◆ STATED EXERCISE 1:
In the Aaron West interview, on what date does In Lieu of Flowers come out?
◆ STATED EXERCISE 2:
In the Aaron West interview, can you rewrite the paragraph beginning "The most striking aspect of Aaron West" in shorter form while keeping its main facts?
◆ STATED EXERCISE 3:
Pick up the Aaron West interview right after its final sentence and keep it going.

◆ QUOTED PASSAGE:
##############################

Mitchell Wojcik

Aaron West & the Roaring Twenties – New Jersey as His Resting Place

With seven days until the new album drops and six days until the Asbury Lanes takeover, a lot if happening in the bustling world of Aaron West and the Roaring Twenties.

Aaron West may be a fictional character created by The Wonder Years’ frontman Dan Campbell, but his story is real and genuine. The vocalist embodies the Aaron West character the second he hits the stage as him. He lets real life events affect the overarching story. It is everything to see and everything to hear.

Being a fan of this project means feeling like you are a real part of the journey. By going to shows and buying the albums, you involve yourself into the storyline. 

The most striking aspect of Aaron West, the musician, are his lyrics; they are brutally honest and touch upon the beauty and pain of everyday life. Whether it’s just hopping in a car and driving far away from your problems, the responsibility of having people count on you, or the battles of the bottle, Aaron West is a regular guy. His problems are relatable. His truth is powerful. The way Dan Campbell is able to tell a story through song in such an immersive way is captivating and akin to watching your favorite TV show. 

We had the incredible chance to talk with Dan about the new album, In Lieu of Flowers, the band’s forthcoming Asbury show (and its adjoining livestream), and much more.

In Lieu of Flowers comes out on April 12. What is going through your head?

I feel excited. The thing I kept coming back to was how much this project is scratching an itch in my brain. There are these lengths I go to, to do these kinds of singular things. The entire project is singular. The release show/livestream idea is singular. Even down to the promo photo for the record, it is down to these obsessions I’ve had. It feels really good to be actually finally doing them. 

That makes sense. The Wonder Years is incredible, but if you were to write a banjo/folk song, the fans would be like, “What is this?” Whereas with Aaron West, you’re known to experiment. You can do whatever you want. 

Yeah! That’s another thing I was thinking about recently, and I talked about it at such great lengths with The Wonder Years record, so I don’t want to waste your time on it. The idea of artists making albums once you have established your band and your fanbase… I think it’s important to keep them in your consideration as you move forward with your art. They were drawn to you because of these core elements of your art that they love. It always felt, to me, unkind to pull the rug out and say, “We’re a free jazz band now.” I’ve always felt it’s important to expand what you do musically and artistically record over record, but not to lose the core of what that band is. The reason I think that’s such an easy thing to accomplish is because there’s no limit to the amount of bands you can start if you want to start more bands! If I want to make Americana/folk punk/whatever I’m doing with this, I can just do that and call it something different, so I did.

##############################

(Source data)

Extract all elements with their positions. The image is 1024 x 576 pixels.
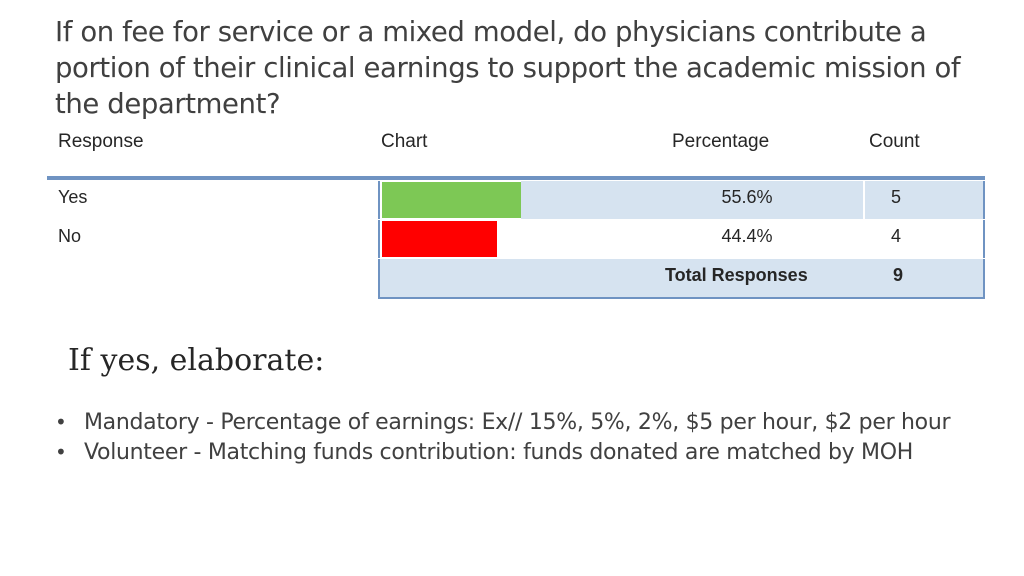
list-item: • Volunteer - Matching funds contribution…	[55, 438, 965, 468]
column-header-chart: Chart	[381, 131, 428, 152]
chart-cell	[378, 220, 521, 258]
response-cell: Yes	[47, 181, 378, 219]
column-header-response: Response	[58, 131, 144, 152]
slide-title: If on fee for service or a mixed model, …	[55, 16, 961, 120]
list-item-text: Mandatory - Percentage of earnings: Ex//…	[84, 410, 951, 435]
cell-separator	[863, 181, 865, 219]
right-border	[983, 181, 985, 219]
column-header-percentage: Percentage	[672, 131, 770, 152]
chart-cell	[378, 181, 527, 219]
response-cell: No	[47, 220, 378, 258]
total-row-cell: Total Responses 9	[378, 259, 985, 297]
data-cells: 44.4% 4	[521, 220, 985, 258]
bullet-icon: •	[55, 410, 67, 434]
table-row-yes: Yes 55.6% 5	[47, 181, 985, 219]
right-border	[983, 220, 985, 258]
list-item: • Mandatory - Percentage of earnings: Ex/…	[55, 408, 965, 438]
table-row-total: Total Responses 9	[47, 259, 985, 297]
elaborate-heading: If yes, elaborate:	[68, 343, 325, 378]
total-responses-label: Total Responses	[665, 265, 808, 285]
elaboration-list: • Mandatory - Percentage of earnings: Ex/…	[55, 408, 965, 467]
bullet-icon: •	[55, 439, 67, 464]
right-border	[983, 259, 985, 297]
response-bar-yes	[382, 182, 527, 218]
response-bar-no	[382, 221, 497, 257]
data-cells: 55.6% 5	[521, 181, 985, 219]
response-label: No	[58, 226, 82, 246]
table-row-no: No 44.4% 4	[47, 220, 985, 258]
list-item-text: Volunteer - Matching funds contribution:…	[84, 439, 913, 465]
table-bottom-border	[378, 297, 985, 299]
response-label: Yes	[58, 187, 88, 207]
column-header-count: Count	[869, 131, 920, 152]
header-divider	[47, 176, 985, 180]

##############################

◆ RIGHT ANSWER 1:
April 12

◆ RIGHT ANSWER 2:
Aaron West's most striking feature is his lyrics. They are brutally honest about the beauty and pain of everyday life: driving far away from your problems, having people count on you, battling the bottle. He is a regular guy whose problems are relatable and whose truth is powerful. Dan Campbell tells the story through song so immersively that it feels like watching your favorite TV show.

◆ RIGHT ANSWER 3:
You’ll have fans of your solo album or The Wonder Years that bleed into this and you’ll have fans that just like Other People’s Lives or The Hum Goes On Forever. That’s ok, too, because you’re not bringing the sound over into different projects.

Absolutely! This entire project, for the uninitiated, which I know is not you but might be for someone reading, is one decade long piece of narrative fiction wherein I created this character named Aaron West and I tell his story. In and of itself, it is not entirely novel. There are plenty of artists that write fiction. There are plenty of musicians that stretch that fiction across multiple records. You know, The Hold Steady has multiple characters that recur through the whole thing. Something like Right Away, Great Captain! [Solo project from Andy Hull of Manchester Orchestra] is one piece of fiction across multiple albums. 

The thing that Aaron West is that I think is unique is that I inhabit the character live, which makes everything that happens live canon to the story, which is both constraining and freeing. It’s both an opportunity and an obstacle in our songwriting but is entirely singular. If you come to an Aaron West show, you will be seeing me embodying the character of Aaron West on stage and what happens on stage that night is canon for the story. If something of note happens, that could end up in a future song because it continues to move the story forward in a way that I can only liken to professional wrestling – what you watch on live television in the ring one night changes the arch of the story as it moves forward. I can’t quite think of another art form that’s exactly like that.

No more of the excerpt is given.